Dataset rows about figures
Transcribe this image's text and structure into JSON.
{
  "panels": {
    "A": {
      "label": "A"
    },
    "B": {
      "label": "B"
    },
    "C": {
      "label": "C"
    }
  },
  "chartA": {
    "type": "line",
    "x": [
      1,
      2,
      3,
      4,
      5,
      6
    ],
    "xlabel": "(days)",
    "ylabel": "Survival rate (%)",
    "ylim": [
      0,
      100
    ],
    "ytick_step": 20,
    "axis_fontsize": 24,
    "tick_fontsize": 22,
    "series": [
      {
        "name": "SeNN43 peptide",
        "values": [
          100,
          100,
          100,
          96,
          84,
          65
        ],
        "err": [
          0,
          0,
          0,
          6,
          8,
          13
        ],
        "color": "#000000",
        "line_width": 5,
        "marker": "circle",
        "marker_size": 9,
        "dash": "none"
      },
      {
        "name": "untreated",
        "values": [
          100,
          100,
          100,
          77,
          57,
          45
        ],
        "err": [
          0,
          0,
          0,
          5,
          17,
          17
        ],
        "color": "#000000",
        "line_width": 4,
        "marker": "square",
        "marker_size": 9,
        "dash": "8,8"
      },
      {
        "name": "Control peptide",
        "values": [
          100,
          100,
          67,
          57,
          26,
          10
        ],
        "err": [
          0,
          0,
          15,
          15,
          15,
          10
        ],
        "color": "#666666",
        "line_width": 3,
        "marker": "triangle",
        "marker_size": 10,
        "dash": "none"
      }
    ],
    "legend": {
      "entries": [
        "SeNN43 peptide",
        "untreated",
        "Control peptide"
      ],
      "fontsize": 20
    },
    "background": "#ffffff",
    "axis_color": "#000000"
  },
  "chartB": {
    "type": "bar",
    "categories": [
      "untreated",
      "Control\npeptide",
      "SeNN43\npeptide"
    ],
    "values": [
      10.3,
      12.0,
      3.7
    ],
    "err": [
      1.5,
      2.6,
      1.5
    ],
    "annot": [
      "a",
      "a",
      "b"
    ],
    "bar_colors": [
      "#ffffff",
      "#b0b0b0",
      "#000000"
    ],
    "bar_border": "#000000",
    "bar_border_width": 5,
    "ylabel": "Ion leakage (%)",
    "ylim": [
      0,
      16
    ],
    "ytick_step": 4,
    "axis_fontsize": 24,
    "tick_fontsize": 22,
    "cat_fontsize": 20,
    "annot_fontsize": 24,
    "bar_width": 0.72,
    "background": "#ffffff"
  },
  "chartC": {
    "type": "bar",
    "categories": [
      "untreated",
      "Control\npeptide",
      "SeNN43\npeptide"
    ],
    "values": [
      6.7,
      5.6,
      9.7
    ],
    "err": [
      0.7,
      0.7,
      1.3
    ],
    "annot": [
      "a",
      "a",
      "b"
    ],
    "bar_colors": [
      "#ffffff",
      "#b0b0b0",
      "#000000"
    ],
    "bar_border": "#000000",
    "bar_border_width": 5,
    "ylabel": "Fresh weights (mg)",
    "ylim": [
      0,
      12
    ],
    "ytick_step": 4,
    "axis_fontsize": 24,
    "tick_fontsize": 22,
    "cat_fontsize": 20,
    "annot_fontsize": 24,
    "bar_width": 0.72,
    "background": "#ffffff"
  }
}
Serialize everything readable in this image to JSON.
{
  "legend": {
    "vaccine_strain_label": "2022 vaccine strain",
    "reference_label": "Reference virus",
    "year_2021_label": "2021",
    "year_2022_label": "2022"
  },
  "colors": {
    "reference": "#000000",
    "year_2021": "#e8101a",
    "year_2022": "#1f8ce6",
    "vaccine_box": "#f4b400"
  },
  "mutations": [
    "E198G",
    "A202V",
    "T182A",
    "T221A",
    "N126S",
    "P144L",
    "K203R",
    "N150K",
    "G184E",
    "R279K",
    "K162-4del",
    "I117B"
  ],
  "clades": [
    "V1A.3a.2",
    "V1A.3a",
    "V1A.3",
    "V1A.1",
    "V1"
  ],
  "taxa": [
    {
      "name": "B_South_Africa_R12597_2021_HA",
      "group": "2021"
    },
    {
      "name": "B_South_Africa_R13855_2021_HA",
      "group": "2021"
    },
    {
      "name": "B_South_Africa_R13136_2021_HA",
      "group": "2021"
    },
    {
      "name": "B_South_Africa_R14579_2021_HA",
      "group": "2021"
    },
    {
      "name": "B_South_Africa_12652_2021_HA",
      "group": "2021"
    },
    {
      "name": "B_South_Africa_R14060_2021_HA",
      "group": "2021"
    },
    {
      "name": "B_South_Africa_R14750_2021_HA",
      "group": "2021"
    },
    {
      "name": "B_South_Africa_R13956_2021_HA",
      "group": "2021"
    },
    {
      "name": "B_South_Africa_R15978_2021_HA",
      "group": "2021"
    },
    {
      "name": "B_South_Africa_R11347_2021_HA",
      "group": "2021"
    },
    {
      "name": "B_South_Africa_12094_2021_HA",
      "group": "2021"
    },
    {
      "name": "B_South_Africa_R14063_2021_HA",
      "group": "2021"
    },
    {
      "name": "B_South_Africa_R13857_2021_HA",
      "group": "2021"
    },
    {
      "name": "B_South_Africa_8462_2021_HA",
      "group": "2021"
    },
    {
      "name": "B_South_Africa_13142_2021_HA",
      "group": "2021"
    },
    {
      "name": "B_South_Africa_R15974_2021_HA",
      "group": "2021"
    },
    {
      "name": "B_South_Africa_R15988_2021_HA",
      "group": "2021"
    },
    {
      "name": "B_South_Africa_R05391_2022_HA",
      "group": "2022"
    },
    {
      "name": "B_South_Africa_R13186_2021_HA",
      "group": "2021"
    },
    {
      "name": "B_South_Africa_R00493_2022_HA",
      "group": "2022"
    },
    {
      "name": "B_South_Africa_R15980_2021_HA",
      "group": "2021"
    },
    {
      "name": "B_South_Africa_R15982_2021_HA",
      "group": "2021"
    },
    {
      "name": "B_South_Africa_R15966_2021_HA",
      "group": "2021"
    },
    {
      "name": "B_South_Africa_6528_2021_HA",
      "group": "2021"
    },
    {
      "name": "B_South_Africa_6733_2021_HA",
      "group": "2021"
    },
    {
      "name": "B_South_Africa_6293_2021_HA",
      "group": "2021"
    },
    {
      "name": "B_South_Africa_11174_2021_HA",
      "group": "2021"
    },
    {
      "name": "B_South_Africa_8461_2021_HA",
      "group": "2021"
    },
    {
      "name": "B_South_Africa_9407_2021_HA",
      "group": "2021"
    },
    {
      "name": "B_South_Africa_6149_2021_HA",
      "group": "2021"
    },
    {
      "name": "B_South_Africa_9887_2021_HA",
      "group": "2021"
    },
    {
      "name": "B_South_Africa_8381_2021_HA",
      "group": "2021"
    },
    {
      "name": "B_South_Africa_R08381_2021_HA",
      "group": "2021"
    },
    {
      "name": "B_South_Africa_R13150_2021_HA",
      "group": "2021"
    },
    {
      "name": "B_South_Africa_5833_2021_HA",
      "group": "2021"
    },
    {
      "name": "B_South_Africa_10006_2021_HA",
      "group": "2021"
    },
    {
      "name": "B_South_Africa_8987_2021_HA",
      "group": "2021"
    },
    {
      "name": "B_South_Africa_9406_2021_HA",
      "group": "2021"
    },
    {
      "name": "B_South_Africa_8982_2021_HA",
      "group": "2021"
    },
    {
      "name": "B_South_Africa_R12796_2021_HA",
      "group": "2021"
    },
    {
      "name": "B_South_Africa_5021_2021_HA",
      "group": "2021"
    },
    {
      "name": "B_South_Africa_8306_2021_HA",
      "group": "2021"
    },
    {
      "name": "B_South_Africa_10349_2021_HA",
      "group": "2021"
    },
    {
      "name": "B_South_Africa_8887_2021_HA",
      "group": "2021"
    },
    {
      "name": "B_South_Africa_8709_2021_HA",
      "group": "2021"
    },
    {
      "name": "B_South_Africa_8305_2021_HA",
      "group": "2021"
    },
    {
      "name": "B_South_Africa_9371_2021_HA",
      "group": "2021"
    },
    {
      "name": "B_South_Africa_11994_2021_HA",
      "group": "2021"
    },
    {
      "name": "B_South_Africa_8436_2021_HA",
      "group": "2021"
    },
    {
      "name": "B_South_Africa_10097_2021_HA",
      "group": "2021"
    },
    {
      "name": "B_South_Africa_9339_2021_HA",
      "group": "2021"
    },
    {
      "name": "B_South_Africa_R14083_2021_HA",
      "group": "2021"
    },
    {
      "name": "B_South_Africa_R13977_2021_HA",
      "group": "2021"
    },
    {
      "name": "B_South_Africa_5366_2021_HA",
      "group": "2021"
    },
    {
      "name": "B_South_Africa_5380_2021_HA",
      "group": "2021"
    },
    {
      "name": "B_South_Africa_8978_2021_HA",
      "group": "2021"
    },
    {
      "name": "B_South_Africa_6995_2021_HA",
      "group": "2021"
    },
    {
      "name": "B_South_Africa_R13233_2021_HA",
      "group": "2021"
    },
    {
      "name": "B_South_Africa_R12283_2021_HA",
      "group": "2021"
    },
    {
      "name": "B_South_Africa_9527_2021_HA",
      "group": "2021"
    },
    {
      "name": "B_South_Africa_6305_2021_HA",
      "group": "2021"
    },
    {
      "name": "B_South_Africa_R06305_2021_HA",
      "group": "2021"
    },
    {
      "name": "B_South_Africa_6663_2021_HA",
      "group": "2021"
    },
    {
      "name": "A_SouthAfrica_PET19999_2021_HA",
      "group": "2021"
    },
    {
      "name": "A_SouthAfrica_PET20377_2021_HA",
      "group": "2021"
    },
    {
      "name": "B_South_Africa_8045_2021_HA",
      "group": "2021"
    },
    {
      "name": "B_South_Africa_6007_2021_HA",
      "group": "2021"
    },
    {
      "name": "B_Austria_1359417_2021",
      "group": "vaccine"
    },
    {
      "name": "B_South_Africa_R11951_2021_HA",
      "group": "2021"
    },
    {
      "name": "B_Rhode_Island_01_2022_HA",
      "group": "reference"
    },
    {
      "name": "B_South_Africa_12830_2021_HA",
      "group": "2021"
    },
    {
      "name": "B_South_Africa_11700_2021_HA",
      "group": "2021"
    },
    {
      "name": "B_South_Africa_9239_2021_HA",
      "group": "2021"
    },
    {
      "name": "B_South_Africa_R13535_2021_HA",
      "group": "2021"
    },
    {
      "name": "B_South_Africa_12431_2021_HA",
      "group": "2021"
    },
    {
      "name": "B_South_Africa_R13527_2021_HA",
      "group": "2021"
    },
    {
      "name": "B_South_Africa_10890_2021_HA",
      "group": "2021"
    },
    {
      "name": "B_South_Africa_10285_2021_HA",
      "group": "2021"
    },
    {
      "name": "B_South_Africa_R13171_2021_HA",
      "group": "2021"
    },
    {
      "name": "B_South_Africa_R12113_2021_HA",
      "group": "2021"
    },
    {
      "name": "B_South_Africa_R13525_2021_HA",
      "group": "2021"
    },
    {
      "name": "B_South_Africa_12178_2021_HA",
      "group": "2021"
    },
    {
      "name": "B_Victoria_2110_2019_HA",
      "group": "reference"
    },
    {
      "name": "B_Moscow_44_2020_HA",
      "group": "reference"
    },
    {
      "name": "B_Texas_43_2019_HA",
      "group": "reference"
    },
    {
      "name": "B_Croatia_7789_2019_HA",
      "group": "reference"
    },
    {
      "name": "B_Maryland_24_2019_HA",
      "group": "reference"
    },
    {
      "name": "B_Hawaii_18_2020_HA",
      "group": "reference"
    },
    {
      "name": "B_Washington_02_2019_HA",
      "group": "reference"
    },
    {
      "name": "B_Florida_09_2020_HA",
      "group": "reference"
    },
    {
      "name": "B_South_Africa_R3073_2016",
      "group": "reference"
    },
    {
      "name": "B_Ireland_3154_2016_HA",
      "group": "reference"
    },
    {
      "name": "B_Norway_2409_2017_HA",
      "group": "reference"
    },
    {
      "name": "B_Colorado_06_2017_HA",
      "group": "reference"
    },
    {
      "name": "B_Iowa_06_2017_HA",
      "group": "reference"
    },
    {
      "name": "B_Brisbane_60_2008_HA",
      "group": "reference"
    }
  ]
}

** The task **
Check each line above for "ylabel" and return the ones that have it.

** Your solution **
    "ylabel": "Survival rate (%)",
    "ylabel": "Ion leakage (%)",
    "ylabel": "Fresh weights (mg)",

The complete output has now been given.